(Extrait fourni)
# JDownloader



## motors77 (22 Février 2010)

bonjour ,

je débarque sur mac os x (mbp uni ^^) j'utiliser windaube mais les plantages a repetition as eu un effet de crise de demence bref passont .

j'utiliser la version windows de jdownloader donc elle fonctionne bien mais sur mon MBP je sait pas comment la faire marcher l'application ce lance mais je ne voit que l'icone dans le dock pas d'ecran d'acceuil pour y mettre mes identifiant megaupload , ni meme pour y entrer un lien de telechargement .

si vous pouvez m'aider sa me serai utile vue que je debute sur la plateforme MAC .

amicalement motors77.


----------



## fifikawazaky (22 Février 2010)

la version mac est ici
http://jdownloader.softonic.fr/mac
on entre les comptes dans l'onglet "Premium"


----------



## motors77 (22 Février 2010)

j'ai deja telecharger plusieures version de jdownloader pour mac mais j'ai juste l'icone qui apparait j'ai pas le programme qui demarre en lui même ( qu'il puissent etre utiliser )

(Données enregistrées)
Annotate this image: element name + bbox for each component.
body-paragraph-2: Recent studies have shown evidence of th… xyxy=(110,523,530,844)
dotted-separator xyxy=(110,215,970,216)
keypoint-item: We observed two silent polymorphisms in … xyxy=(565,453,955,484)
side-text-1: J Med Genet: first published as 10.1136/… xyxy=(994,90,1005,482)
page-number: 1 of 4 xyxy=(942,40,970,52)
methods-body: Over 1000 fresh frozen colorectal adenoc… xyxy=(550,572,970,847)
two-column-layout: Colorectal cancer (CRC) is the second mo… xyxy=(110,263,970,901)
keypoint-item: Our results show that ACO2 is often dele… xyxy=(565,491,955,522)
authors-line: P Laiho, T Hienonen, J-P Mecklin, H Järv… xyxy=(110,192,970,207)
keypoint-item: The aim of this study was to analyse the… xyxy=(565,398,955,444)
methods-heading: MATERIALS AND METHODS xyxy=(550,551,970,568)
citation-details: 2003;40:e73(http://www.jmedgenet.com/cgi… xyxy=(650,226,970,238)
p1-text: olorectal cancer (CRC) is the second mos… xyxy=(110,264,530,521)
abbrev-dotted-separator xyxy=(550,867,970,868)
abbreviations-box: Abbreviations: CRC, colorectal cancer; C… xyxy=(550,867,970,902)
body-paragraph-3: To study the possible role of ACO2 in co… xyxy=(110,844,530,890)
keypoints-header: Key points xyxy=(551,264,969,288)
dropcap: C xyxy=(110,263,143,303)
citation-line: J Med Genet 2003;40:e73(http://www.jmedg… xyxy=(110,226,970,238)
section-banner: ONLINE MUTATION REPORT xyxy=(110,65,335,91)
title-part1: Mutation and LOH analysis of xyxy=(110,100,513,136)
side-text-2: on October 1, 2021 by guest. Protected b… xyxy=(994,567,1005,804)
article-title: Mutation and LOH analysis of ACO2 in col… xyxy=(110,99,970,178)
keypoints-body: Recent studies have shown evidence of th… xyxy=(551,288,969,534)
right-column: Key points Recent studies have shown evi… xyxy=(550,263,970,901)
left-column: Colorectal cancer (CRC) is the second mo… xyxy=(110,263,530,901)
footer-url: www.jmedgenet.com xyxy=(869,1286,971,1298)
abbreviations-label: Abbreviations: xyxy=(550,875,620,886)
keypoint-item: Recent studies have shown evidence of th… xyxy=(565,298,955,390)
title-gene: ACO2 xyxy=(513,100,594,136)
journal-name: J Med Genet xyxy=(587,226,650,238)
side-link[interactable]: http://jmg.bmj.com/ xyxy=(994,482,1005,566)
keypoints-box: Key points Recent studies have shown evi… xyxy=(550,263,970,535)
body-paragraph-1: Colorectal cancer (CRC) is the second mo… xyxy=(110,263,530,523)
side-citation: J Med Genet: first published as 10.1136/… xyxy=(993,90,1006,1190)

(Liste des tâches)
(a) Dans l'ordre où ils apparaissent, donnez le pseudonyme de l'auteur de chaque message du fil consacré à JDownloader.
(b) Donnez la suite du fil consacré à JDownloader, à partir de son dernier message.

(Réponses par tâche)
(a) motors77, fifikawazaky, motors77

(b)
----------



## 84pixels (23 Février 2010)

Jdownloader marche en java si je me trompe pas, regarde tes mises à jour.


----------



## motors77 (23 Février 2010)

enfaite il fallit que mon mac redemmare pour que jdownloader ce lance merci de vos reponse en tout cas


----------



## SPIDEY (25 Février 2010)

salut
j'ai le même souci avec JDownloader
il s'ouvre mais rien ne s'affiche
pourtant j'ai fait la mise à jour de logiciel et j'ai essayer de redémarrer mais rien n'y fait
quelqu'un à une solution ?
merci


----------



## SPIDEY (25 Février 2010)

personne pour m'aider je suis dans l'impasse


----------



## motors77 (27 Février 2010)

essaye de re-telecharger une version de jdownloader


----------



## SPIDEY (27 Février 2010)

c'est fait, même résultat
à moins que la version actuelle ne pose soucis mais je ne sais pas où trouver une ancienne version pour essayer


----------



## olivierdo (27 Février 2010)

moi ça marche parfaitement c'est la version christmas 0.9.579


----------



## SPIDEY (27 Février 2010)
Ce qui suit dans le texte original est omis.